Written instruction – Reproduce every record below exactly as written, but leave out any pictures.

-- START Recorded data --

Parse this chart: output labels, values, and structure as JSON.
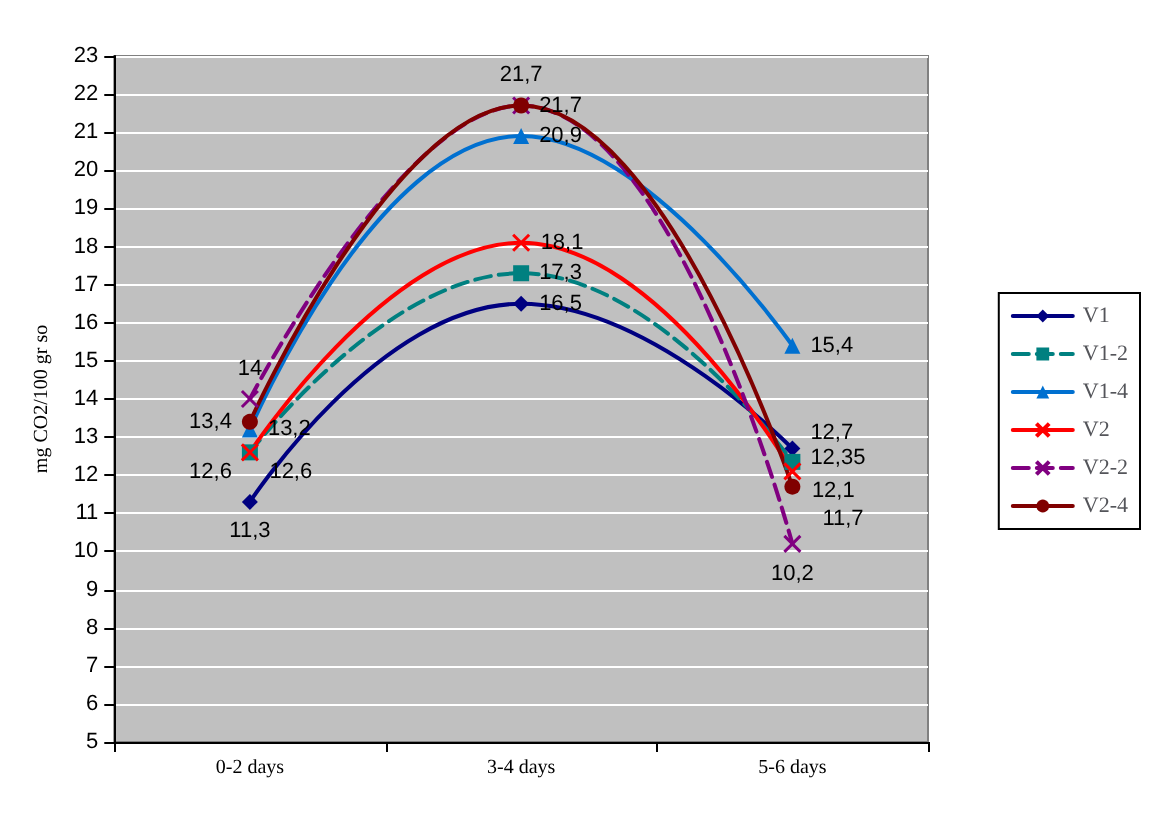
{
  "chart_data": {
    "type": "line",
    "ylabel": "mg CO2/100 gr so",
    "categories": [
      "0-2 days",
      "3-4 days",
      "5-6 days"
    ],
    "series": [
      {
        "name": "V1",
        "color": "#000080",
        "marker": "diamond",
        "line_style": "solid",
        "values": [
          11.3,
          16.5,
          12.7
        ],
        "value_labels": [
          "11,3",
          "16,5",
          "12,7"
        ]
      },
      {
        "name": "V1-2",
        "color": "#008080",
        "marker": "square",
        "line_style": "dashed",
        "values": [
          12.6,
          17.3,
          12.35
        ],
        "value_labels": [
          "12,6",
          "17,3",
          "12,35"
        ]
      },
      {
        "name": "V1-4",
        "color": "#0070d0",
        "marker": "triangle",
        "line_style": "solid",
        "values": [
          13.2,
          20.9,
          15.4
        ],
        "value_labels": [
          "13,2",
          "20,9",
          "15,4"
        ]
      },
      {
        "name": "V2",
        "color": "#ff0000",
        "marker": "cross",
        "line_style": "solid",
        "values": [
          12.6,
          18.1,
          12.1
        ],
        "value_labels": [
          "12,6",
          "18,1",
          "12,1"
        ]
      },
      {
        "name": "V2-2",
        "color": "#800080",
        "marker": "cross",
        "line_style": "dashed",
        "values": [
          14,
          21.7,
          10.2
        ],
        "value_labels": [
          "14",
          "21,7",
          "10,2"
        ]
      },
      {
        "name": "V2-4",
        "color": "#800000",
        "marker": "circle",
        "line_style": "solid",
        "values": [
          13.4,
          21.7,
          11.7
        ],
        "value_labels": [
          "13,4",
          "21,7",
          "11,7"
        ]
      }
    ],
    "ylim": [
      5,
      23
    ],
    "yticks": [
      5,
      6,
      7,
      8,
      9,
      10,
      11,
      12,
      13,
      14,
      15,
      16,
      17,
      18,
      19,
      20,
      21,
      22,
      23
    ],
    "grid": "y",
    "legend": "right"
  }
}
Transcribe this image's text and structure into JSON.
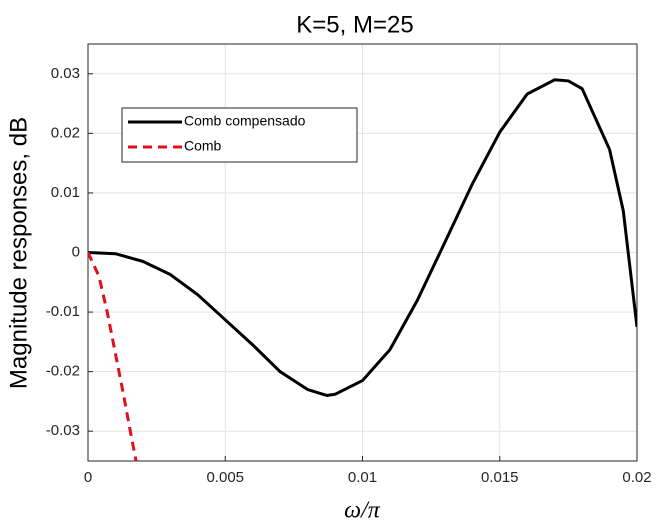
{
  "chart_data": {
    "type": "line",
    "title": "K=5, M=25",
    "xlabel": "ω/π",
    "ylabel": "Magnitude responses, dB",
    "xlim": [
      0,
      0.02
    ],
    "ylim": [
      -0.035,
      0.035
    ],
    "xticks": [
      0,
      0.005,
      0.01,
      0.015,
      0.02
    ],
    "yticks": [
      -0.03,
      -0.02,
      -0.01,
      0,
      0.01,
      0.02,
      0.03
    ],
    "grid": true,
    "legend": "upper left",
    "series": [
      {
        "name": "Comb compensado",
        "color": "#000000",
        "style": "solid",
        "x": [
          0,
          0.001,
          0.002,
          0.003,
          0.004,
          0.005,
          0.006,
          0.007,
          0.008,
          0.0087,
          0.009,
          0.01,
          0.011,
          0.012,
          0.013,
          0.014,
          0.015,
          0.016,
          0.017,
          0.0175,
          0.018,
          0.019,
          0.0195,
          0.02
        ],
        "values": [
          0,
          -0.0002,
          -0.0015,
          -0.0037,
          -0.0071,
          -0.0113,
          -0.0155,
          -0.02,
          -0.023,
          -0.024,
          -0.0238,
          -0.0215,
          -0.0163,
          -0.008,
          0.0017,
          0.0115,
          0.0202,
          0.0266,
          0.029,
          0.0288,
          0.0275,
          0.0173,
          0.007,
          -0.0125
        ]
      },
      {
        "name": "Comb",
        "color": "#e0101a",
        "style": "dash",
        "x": [
          0,
          0.0004,
          0.0007,
          0.001,
          0.0013,
          0.0015,
          0.00175
        ],
        "values": [
          0,
          -0.004,
          -0.01,
          -0.017,
          -0.024,
          -0.029,
          -0.035
        ]
      }
    ]
  }
}
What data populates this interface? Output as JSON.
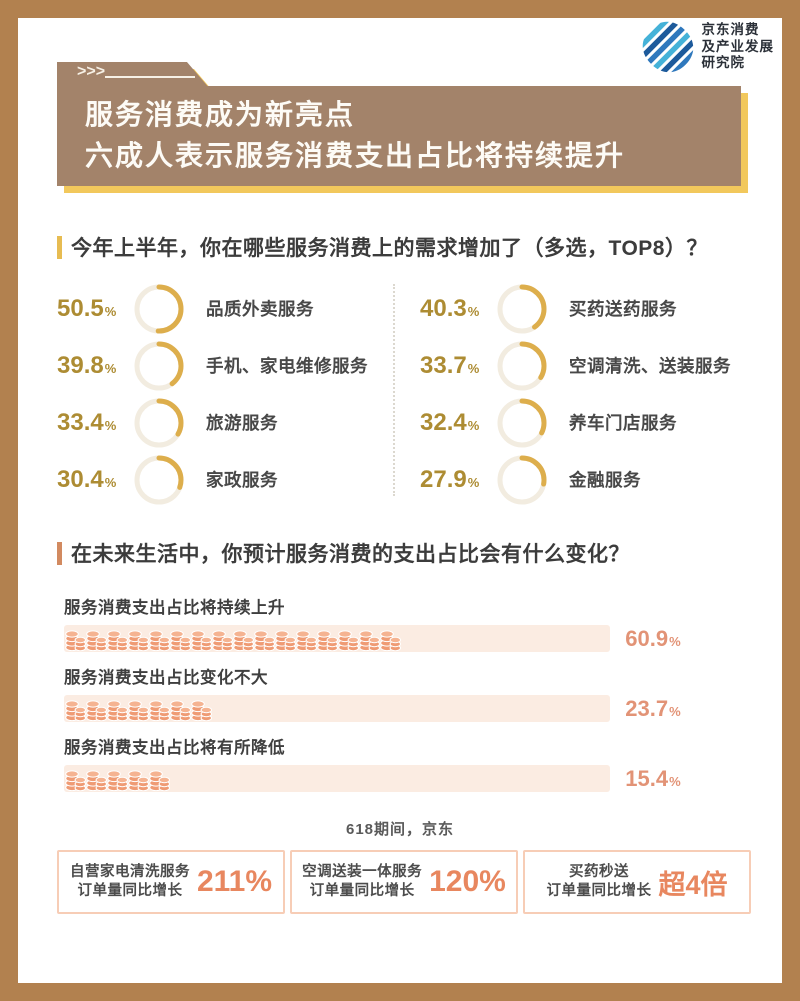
{
  "logo": {
    "name_line1": "京东消费",
    "name_line2": "及产业发展",
    "name_line3": "研究院"
  },
  "banner": {
    "arrows": ">>>",
    "title_line1": "服务消费成为新亮点",
    "title_line2": "六成人表示服务消费支出占比将持续提升"
  },
  "labels": {
    "percent": "%"
  },
  "chart_data": [
    {
      "type": "donut-grid",
      "title": "今年上半年，你在哪些服务消费上的需求增加了（多选，TOP8）？",
      "unit": "%",
      "accent_color": "#ddae4c",
      "items": [
        {
          "label": "品质外卖服务",
          "pct": 50.5
        },
        {
          "label": "手机、家电维修服务",
          "pct": 39.8
        },
        {
          "label": "旅游服务",
          "pct": 33.4
        },
        {
          "label": "家政服务",
          "pct": 30.4
        },
        {
          "label": "买药送药服务",
          "pct": 40.3
        },
        {
          "label": "空调清洗、送装服务",
          "pct": 33.7
        },
        {
          "label": "养车门店服务",
          "pct": 32.4
        },
        {
          "label": "金融服务",
          "pct": 27.9
        }
      ]
    },
    {
      "type": "bar",
      "title": "在未来生活中，你预计服务消费的支出占比会有什么变化？",
      "unit": "%",
      "xlim": [
        0,
        100
      ],
      "bar_color": "#ef9b74",
      "track_color": "#fbece2",
      "rows": [
        {
          "label": "服务消费支出占比将持续上升",
          "pct": 60.9
        },
        {
          "label": "服务消费支出占比变化不大",
          "pct": 23.7
        },
        {
          "label": "服务消费支出占比将有所降低",
          "pct": 15.4
        }
      ]
    }
  ],
  "footnote": "618期间，京东",
  "stats": [
    {
      "line1": "自营家电清洗服务",
      "line2": "订单量同比增长",
      "value": "211%"
    },
    {
      "line1": "空调送装一体服务",
      "line2": "订单量同比增长",
      "value": "120%"
    },
    {
      "line1": "买药秒送",
      "line2": "订单量同比增长",
      "value": "超4倍"
    }
  ],
  "colors": {
    "frame": "#b2814f",
    "banner_bg": "#a3836a",
    "banner_shadow": "#f2c85c",
    "gold_accent": "#e7bc52",
    "gold_number": "#ad8c33",
    "orange_accent": "#d28a60",
    "bar_percent": "#e29376",
    "stat_value": "#e8875f"
  }
}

-- END Recorded data --

Solution to this exercise –
Parse this chart: output labels, values, and structure as JSON.
{
  "chart_data": {
    "type": "line",
    "ylabel": "mg CO2/100 gr so",
    "categories": [
      "0-2 days",
      "3-4 days",
      "5-6 days"
    ],
    "series": [
      {
        "name": "V1",
        "color": "#000080",
        "marker": "diamond",
        "line_style": "solid",
        "values": [
          11.3,
          16.5,
          12.7
        ],
        "value_labels": [
          "11,3",
          "16,5",
          "12,7"
        ]
      },
      {
        "name": "V1-2",
        "color": "#008080",
        "marker": "square",
        "line_style": "dashed",
        "values": [
          12.6,
          17.3,
          12.35
        ],
        "value_labels": [
          "12,6",
          "17,3",
          "12,35"
        ]
      },
      {
        "name": "V1-4",
        "color": "#0070d0",
        "marker": "triangle",
        "line_style": "solid",
        "values": [
          13.2,
          20.9,
          15.4
        ],
        "value_labels": [
          "13,2",
          "20,9",
          "15,4"
        ]
      },
      {
        "name": "V2",
        "color": "#ff0000",
        "marker": "cross",
        "line_style": "solid",
        "values": [
          12.6,
          18.1,
          12.1
        ],
        "value_labels": [
          "12,6",
          "18,1",
          "12,1"
        ]
      },
      {
        "name": "V2-2",
        "color": "#800080",
        "marker": "cross",
        "line_style": "dashed",
        "values": [
          14,
          21.7,
          10.2
        ],
        "value_labels": [
          "14",
          "21,7",
          "10,2"
        ]
      },
      {
        "name": "V2-4",
        "color": "#800000",
        "marker": "circle",
        "line_style": "solid",
        "values": [
          13.4,
          21.7,
          11.7
        ],
        "value_labels": [
          "13,4",
          "21,7",
          "11,7"
        ]
      }
    ],
    "ylim": [
      5,
      23
    ],
    "yticks": [
      5,
      6,
      7,
      8,
      9,
      10,
      11,
      12,
      13,
      14,
      15,
      16,
      17,
      18,
      19,
      20,
      21,
      22,
      23
    ],
    "grid": "y",
    "legend": "right"
  }
}
Transcribe this image's text and structure into JSON.
{
  "chart_data": {
    "type": "line",
    "title": "K=5, M=25",
    "xlabel": "ω/π",
    "ylabel": "Magnitude responses, dB",
    "xlim": [
      0,
      0.02
    ],
    "ylim": [
      -0.035,
      0.035
    ],
    "xticks": [
      0,
      0.005,
      0.01,
      0.015,
      0.02
    ],
    "yticks": [
      -0.03,
      -0.02,
      -0.01,
      0,
      0.01,
      0.02,
      0.03
    ],
    "grid": true,
    "legend": "upper left",
    "series": [
      {
        "name": "Comb compensado",
        "color": "#000000",
        "style": "solid",
        "x": [
          0,
          0.001,
          0.002,
          0.003,
          0.004,
          0.005,
          0.006,
          0.007,
          0.008,
          0.0087,
          0.009,
          0.01,
          0.011,
          0.012,
          0.013,
          0.014,
          0.015,
          0.016,
          0.017,
          0.0175,
          0.018,
          0.019,
          0.0195,
          0.02
        ],
        "values": [
          0,
          -0.0002,
          -0.0015,
          -0.0037,
          -0.0071,
          -0.0113,
          -0.0155,
          -0.02,
          -0.023,
          -0.024,
          -0.0238,
          -0.0215,
          -0.0163,
          -0.008,
          0.0017,
          0.0115,
          0.0202,
          0.0266,
          0.029,
          0.0288,
          0.0275,
          0.0173,
          0.007,
          -0.0125
        ]
      },
      {
        "name": "Comb",
        "color": "#e0101a",
        "style": "dash",
        "x": [
          0,
          0.0004,
          0.0007,
          0.001,
          0.0013,
          0.0015,
          0.00175
        ],
        "values": [
          0,
          -0.004,
          -0.01,
          -0.017,
          -0.024,
          -0.029,
          -0.035
        ]
      }
    ]
  }
}
What data populates this interface? Output as JSON.
{
  "logo": {
    "name_line1": "京东消费",
    "name_line2": "及产业发展",
    "name_line3": "研究院"
  },
  "banner": {
    "arrows": ">>>",
    "title_line1": "服务消费成为新亮点",
    "title_line2": "六成人表示服务消费支出占比将持续提升"
  },
  "labels": {
    "percent": "%"
  },
  "chart_data": [
    {
      "type": "donut-grid",
      "title": "今年上半年，你在哪些服务消费上的需求增加了（多选，TOP8）？",
      "unit": "%",
      "accent_color": "#ddae4c",
      "items": [
        {
          "label": "品质外卖服务",
          "pct": 50.5
        },
        {
          "label": "手机、家电维修服务",
          "pct": 39.8
        },
        {
          "label": "旅游服务",
          "pct": 33.4
        },
        {
          "label": "家政服务",
          "pct": 30.4
        },
        {
          "label": "买药送药服务",
          "pct": 40.3
        },
        {
          "label": "空调清洗、送装服务",
          "pct": 33.7
        },
        {
          "label": "养车门店服务",
          "pct": 32.4
        },
        {
          "label": "金融服务",
          "pct": 27.9
        }
      ]
    },
    {
      "type": "bar",
      "title": "在未来生活中，你预计服务消费的支出占比会有什么变化？",
      "unit": "%",
      "xlim": [
        0,
        100
      ],
      "bar_color": "#ef9b74",
      "track_color": "#fbece2",
      "rows": [
        {
          "label": "服务消费支出占比将持续上升",
          "pct": 60.9
        },
        {
          "label": "服务消费支出占比变化不大",
          "pct": 23.7
        },
        {
          "label": "服务消费支出占比将有所降低",
          "pct": 15.4
        }
      ]
    }
  ],
  "footnote": "618期间，京东",
  "stats": [
    {
      "line1": "自营家电清洗服务",
      "line2": "订单量同比增长",
      "value": "211%"
    },
    {
      "line1": "空调送装一体服务",
      "line2": "订单量同比增长",
      "value": "120%"
    },
    {
      "line1": "买药秒送",
      "line2": "订单量同比增长",
      "value": "超4倍"
    }
  ],
  "colors": {
    "frame": "#b2814f",
    "banner_bg": "#a3836a",
    "banner_shadow": "#f2c85c",
    "gold_accent": "#e7bc52",
    "gold_number": "#ad8c33",
    "orange_accent": "#d28a60",
    "bar_percent": "#e29376",
    "stat_value": "#e8875f"
  }
}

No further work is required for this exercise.